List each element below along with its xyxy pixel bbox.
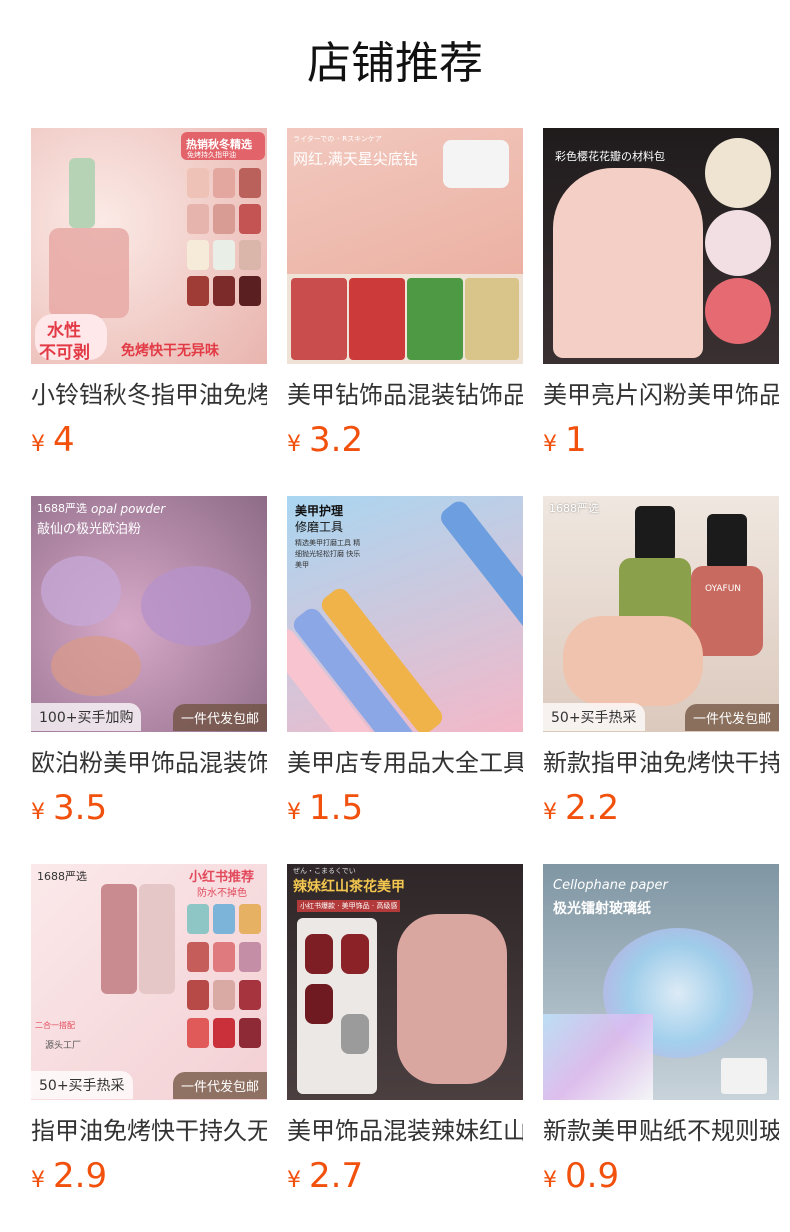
shipping-tag: 一件代发包邮: [684, 703, 779, 731]
image-sub-text: 小红书爆款 · 美甲饰品 · 高级感: [297, 900, 401, 912]
product-card[interactable]: 1688严选 OYAFUN 50+买手热采 一件代发包邮 新款指甲油免烤快干持 …: [543, 496, 779, 864]
product-name[interactable]: 新款美甲贴纸不规则玻: [543, 1114, 779, 1148]
price-value: 3.5: [53, 788, 108, 828]
product-price: ¥3.5: [31, 786, 267, 836]
price-value: 1.5: [309, 788, 364, 828]
price-value: 4: [53, 420, 75, 460]
image-script-text: opal powder: [91, 502, 166, 516]
product-image[interactable]: 1688严选 opal powder 敲仙の极光欧泊粉 100+买手加购 一件代…: [31, 496, 267, 732]
page-title: 店铺推荐: [307, 38, 483, 89]
product-image[interactable]: 热销秋冬精选 免烤持久指甲油 水性 不可剥 免烤快干无异味: [31, 128, 267, 364]
shipping-tag: 一件代发包邮: [172, 1071, 267, 1099]
product-card[interactable]: ぜん・こまるくでい 辣妹红山茶花美甲 小红书爆款 · 美甲饰品 · 高级感 美甲…: [287, 864, 523, 1232]
image-brand-text: OYAFUN: [705, 584, 742, 594]
image-desc-text: 精选美甲打磨工具 精细抛光轻松打磨 快乐美甲: [295, 539, 361, 569]
product-price: ¥1: [543, 418, 779, 468]
currency-symbol: ¥: [287, 800, 301, 825]
price-value: 0.9: [565, 1156, 620, 1196]
image-script-text: Cellophane paper: [553, 878, 668, 893]
image-tag-bar: 100+买手加购 一件代发包邮: [31, 702, 267, 732]
product-name[interactable]: 欧泊粉美甲饰品混装饰: [31, 746, 267, 780]
shipping-tag: 一件代发包邮: [172, 703, 267, 731]
product-card[interactable]: 美甲护理 修磨工具 精选美甲打磨工具 精细抛光轻松打磨 快乐美甲 美甲店专用品大…: [287, 496, 523, 864]
product-price: ¥0.9: [543, 1154, 779, 1204]
image-banner-text: 美甲护理: [295, 504, 344, 518]
product-price: ¥2.2: [543, 786, 779, 836]
price-value: 2.2: [565, 788, 620, 828]
price-value: 2.7: [309, 1156, 364, 1196]
product-price: ¥3.2: [287, 418, 523, 468]
currency-symbol: ¥: [31, 800, 45, 825]
product-image[interactable]: 彩色樱花花瓣の材料包: [543, 128, 779, 364]
product-price: ¥4: [31, 418, 267, 468]
image-badge-text: 1688严选: [37, 870, 87, 883]
currency-symbol: ¥: [287, 1168, 301, 1193]
product-name[interactable]: 新款指甲油免烤快干持: [543, 746, 779, 780]
product-name[interactable]: 美甲店专用品大全工具: [287, 746, 523, 780]
buyer-tag: 50+买手热采: [543, 703, 645, 731]
product-name[interactable]: 指甲油免烤快干持久无: [31, 1114, 267, 1148]
currency-symbol: ¥: [543, 800, 557, 825]
image-badge-text: 1688严选: [549, 502, 599, 515]
product-card[interactable]: 彩色樱花花瓣の材料包 美甲亮片闪粉美甲饰品 ¥1: [543, 128, 779, 496]
product-price: ¥2.7: [287, 1154, 523, 1204]
price-value: 1: [565, 420, 587, 460]
image-tag-bar: 50+买手热采 一件代发包邮: [543, 702, 779, 732]
image-topline-text: ライターでの ･ Rスキンケア: [293, 135, 382, 143]
product-image[interactable]: 1688严选 OYAFUN 50+买手热采 一件代发包邮: [543, 496, 779, 732]
image-banner-text: 网红.满天星尖底钻: [293, 150, 418, 168]
currency-symbol: ¥: [31, 432, 45, 457]
product-price: ¥1.5: [287, 786, 523, 836]
image-banner-text: 修磨工具: [295, 520, 344, 534]
buyer-tag: 100+买手加购: [31, 703, 142, 731]
image-stamp-text: 不可剥: [39, 343, 90, 363]
product-grid: 热销秋冬精选 免烤持久指甲油 水性 不可剥 免烤快干无异味 小铃铛秋冬指甲油免烤…: [31, 128, 779, 1232]
product-image[interactable]: ライターでの ･ Rスキンケア 网红.满天星尖底钻: [287, 128, 523, 364]
price-value: 3.2: [309, 420, 364, 460]
image-badge-text: 1688严选: [37, 502, 87, 515]
image-sub-text: 防水不掉色: [197, 888, 247, 899]
price-value: 2.9: [53, 1156, 108, 1196]
product-card[interactable]: ライターでの ･ Rスキンケア 网红.满天星尖底钻 美甲钻饰品混装钻饰品 ¥3.…: [287, 128, 523, 496]
image-sub-text: 免烤持久指甲油: [187, 151, 236, 159]
product-name[interactable]: 美甲亮片闪粉美甲饰品: [543, 378, 779, 412]
product-image[interactable]: ぜん・こまるくでい 辣妹红山茶花美甲 小红书爆款 · 美甲饰品 · 高级感: [287, 864, 523, 1100]
buyer-tag: 50+买手热采: [31, 1071, 133, 1099]
currency-symbol: ¥: [543, 432, 557, 457]
currency-symbol: ¥: [543, 1168, 557, 1193]
image-banner-text: 小红书推荐: [189, 870, 255, 885]
currency-symbol: ¥: [287, 432, 301, 457]
image-stamp-text: 免烤快干无异味: [121, 343, 219, 359]
image-banner-text: 辣妹红山茶花美甲: [293, 879, 405, 895]
image-tag-bar: 50+买手热采 一件代发包邮: [31, 1070, 267, 1100]
product-price: ¥2.9: [31, 1154, 267, 1204]
product-image[interactable]: Cellophane paper 极光镭射玻璃纸: [543, 864, 779, 1100]
product-name[interactable]: 美甲钻饰品混装钻饰品: [287, 378, 523, 412]
product-card[interactable]: Cellophane paper 极光镭射玻璃纸 新款美甲贴纸不规则玻 ¥0.9: [543, 864, 779, 1232]
product-card[interactable]: 热销秋冬精选 免烤持久指甲油 水性 不可剥 免烤快干无异味 小铃铛秋冬指甲油免烤…: [31, 128, 267, 496]
image-note-text: 二合一搭配: [35, 1021, 75, 1030]
image-banner-text: 极光镭射玻璃纸: [553, 901, 651, 917]
product-image[interactable]: 1688严选 小红书推荐 防水不掉色 二合一搭配 源头工厂 50+买手热采 一件…: [31, 864, 267, 1100]
product-card[interactable]: 1688严选 小红书推荐 防水不掉色 二合一搭配 源头工厂 50+买手热采 一件…: [31, 864, 267, 1232]
product-name[interactable]: 小铃铛秋冬指甲油免烤: [31, 378, 267, 412]
image-banner-text: 敲仙の极光欧泊粉: [37, 522, 142, 537]
image-brand-text: 源头工厂: [45, 1041, 82, 1051]
currency-symbol: ¥: [31, 1168, 45, 1193]
product-image[interactable]: 美甲护理 修磨工具 精选美甲打磨工具 精细抛光轻松打磨 快乐美甲: [287, 496, 523, 732]
product-name[interactable]: 美甲饰品混装辣妹红山: [287, 1114, 523, 1148]
image-topline-text: ぜん・こまるくでい: [293, 867, 356, 875]
image-banner-text: 彩色樱花花瓣の材料包: [555, 150, 665, 163]
product-card[interactable]: 1688严选 opal powder 敲仙の极光欧泊粉 100+买手加购 一件代…: [31, 496, 267, 864]
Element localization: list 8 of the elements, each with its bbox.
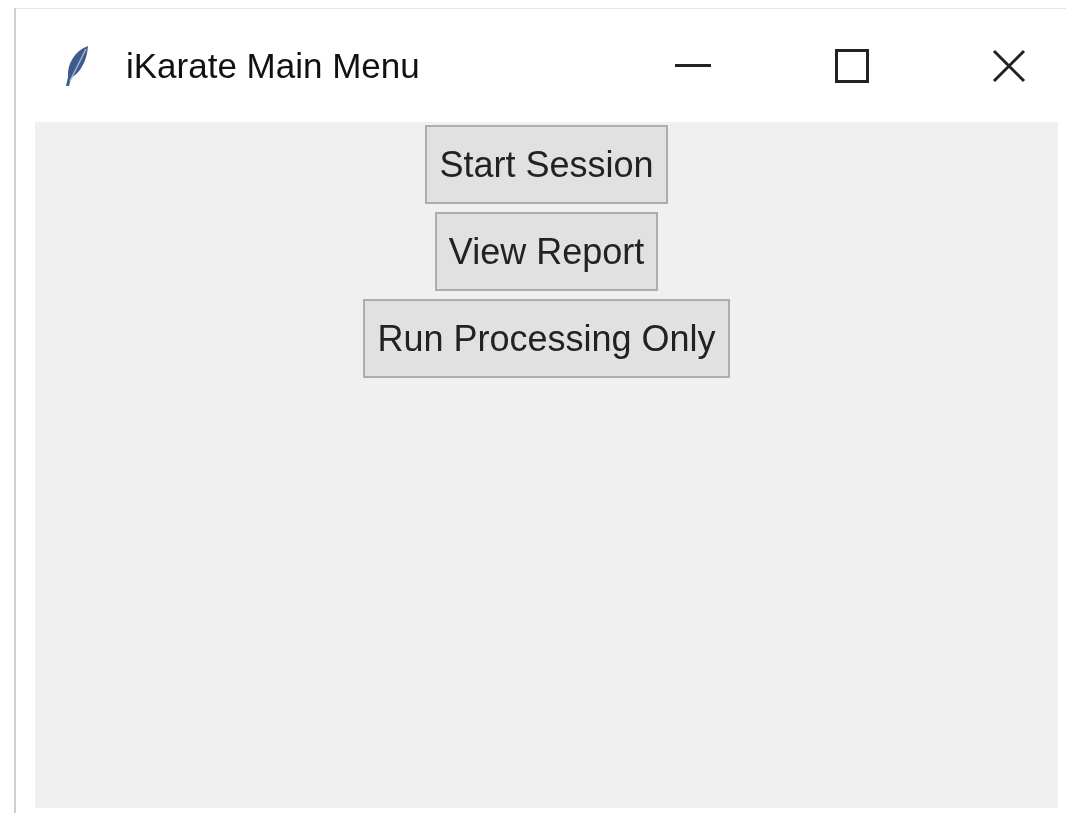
maximize-icon[interactable] bbox=[835, 48, 869, 83]
window-title: iKarate Main Menu bbox=[126, 45, 420, 86]
menu-button[interactable]: Start Session bbox=[425, 125, 668, 204]
feather-icon bbox=[64, 44, 90, 87]
close-icon[interactable] bbox=[992, 48, 1026, 83]
minimize-icon[interactable] bbox=[675, 63, 711, 68]
menu-button[interactable]: Run Processing Only bbox=[363, 299, 730, 378]
menu-button[interactable]: View Report bbox=[434, 212, 659, 291]
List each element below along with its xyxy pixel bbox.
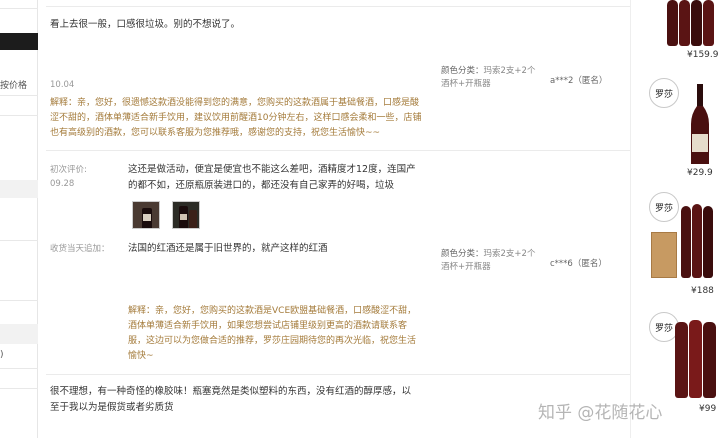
- recommended-products: ¥159.9 罗莎 ¥29.9 罗莎 ¥188 罗莎 ¥99: [630, 0, 720, 438]
- sidebar-divider: [0, 115, 38, 116]
- wine-bottle-image: [679, 0, 690, 46]
- wine-bottle-image: [667, 0, 678, 46]
- sidebar-divider: [0, 388, 38, 389]
- followup-label: 收货当天追加：: [50, 244, 110, 254]
- followup-text: 法国的红酒还是属于旧世界的，就产这样的红酒: [128, 243, 328, 254]
- first-review-label: 初次评价:: [50, 165, 87, 175]
- review-divider: [46, 6, 630, 7]
- review-text: 这还是做活动，便宜是便宜也不能这么差吧，酒精度才12度，连国产的都不如，还原瓶原…: [128, 164, 416, 191]
- sidebar-divider: [0, 8, 38, 9]
- sidebar-divider: [0, 300, 38, 301]
- variant-label: 颜色分类：: [441, 66, 484, 76]
- sidebar-divider: [0, 95, 38, 96]
- review-photo[interactable]: [172, 201, 200, 229]
- review-variant: 颜色分类：玛索2支+2个酒杯+开瓶器: [441, 248, 543, 274]
- wine-bottle-image: [703, 206, 713, 278]
- sidebar-dark-bar: [0, 33, 38, 50]
- product-price: ¥29.9: [687, 168, 713, 178]
- gift-box-image: [651, 232, 677, 278]
- review-divider: [46, 374, 630, 375]
- review-user: a***2（匿名）: [550, 76, 608, 86]
- review-photo[interactable]: [132, 201, 160, 229]
- wine-bottle-image: [703, 322, 716, 398]
- brand-seal-icon: 罗莎: [649, 192, 679, 222]
- wine-bottle-image: [703, 0, 714, 46]
- brand-seal-icon: 罗莎: [649, 78, 679, 108]
- sidebar-gray-band: [0, 180, 38, 198]
- sidebar-divider: [0, 240, 38, 241]
- review-user: c***6（匿名）: [550, 259, 607, 269]
- seller-reply: 解释：亲，您好，很遗憾这款酒没能得到您的满意，您购买的这款酒属于基础餐酒，口感是…: [50, 98, 422, 138]
- sidebar-sort-by-price[interactable]: 按价格: [0, 78, 27, 91]
- review-date: 09.28: [50, 179, 75, 189]
- sidebar-fragment: ): [0, 350, 4, 360]
- wine-bottle-image: [692, 204, 702, 278]
- review-divider: [46, 150, 630, 151]
- watermark: 知乎 @花随花心: [538, 403, 663, 423]
- wine-bottle-icon: [691, 84, 709, 164]
- seller-reply: 解释：亲，您好，您购买的这款酒是VCE欧盟基础餐酒，口感酸涩不甜，酒体单薄适合新…: [128, 306, 417, 361]
- photo-wine-bottle-icon: [173, 202, 199, 228]
- photo-wine-bottle-icon: [133, 202, 159, 228]
- review-text: 很不理想，有一种奇怪的橡胶味！瓶塞竟然是类似塑料的东西，没有红酒的醇厚感，以至于…: [50, 386, 412, 413]
- product-price: ¥159.9: [687, 50, 719, 60]
- sidebar-gray-band: [0, 324, 38, 344]
- review-date: 10.04: [50, 80, 75, 90]
- product-price: ¥99: [699, 404, 717, 414]
- review-text: 看上去很一般，口感很垃圾。别的不想说了。: [50, 19, 241, 30]
- wine-bottle-image: [689, 320, 702, 398]
- product-price: ¥188: [691, 286, 714, 296]
- wine-bottle-image: [675, 322, 688, 398]
- variant-label: 颜色分类：: [441, 249, 484, 259]
- review-variant: 颜色分类：玛索2支+2个酒杯+开瓶器: [441, 65, 543, 91]
- wine-bottle-image: [681, 206, 691, 278]
- review-list: 看上去很一般，口感很垃圾。别的不想说了。 10.04 颜色分类：玛索2支+2个酒…: [38, 0, 630, 438]
- left-sidebar: 按价格 ): [0, 0, 38, 438]
- wine-bottle-image: [691, 0, 702, 46]
- sidebar-divider: [0, 368, 38, 369]
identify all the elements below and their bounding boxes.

# # # # #

Collect every line of the records that holds the string "小铃铛秋冬指甲油免烤" and copy each one out in full.

> _Right answer_
product-grid: 热销秋冬精选 免烤持久指甲油 水性 不可剥 免烤快干无异味 小铃铛秋冬指甲油免烤…: [31, 128, 779, 1232]
product-card[interactable]: 热销秋冬精选 免烤持久指甲油 水性 不可剥 免烤快干无异味 小铃铛秋冬指甲油免烤…: [31, 128, 267, 496]
product-name[interactable]: 小铃铛秋冬指甲油免烤: [31, 378, 267, 412]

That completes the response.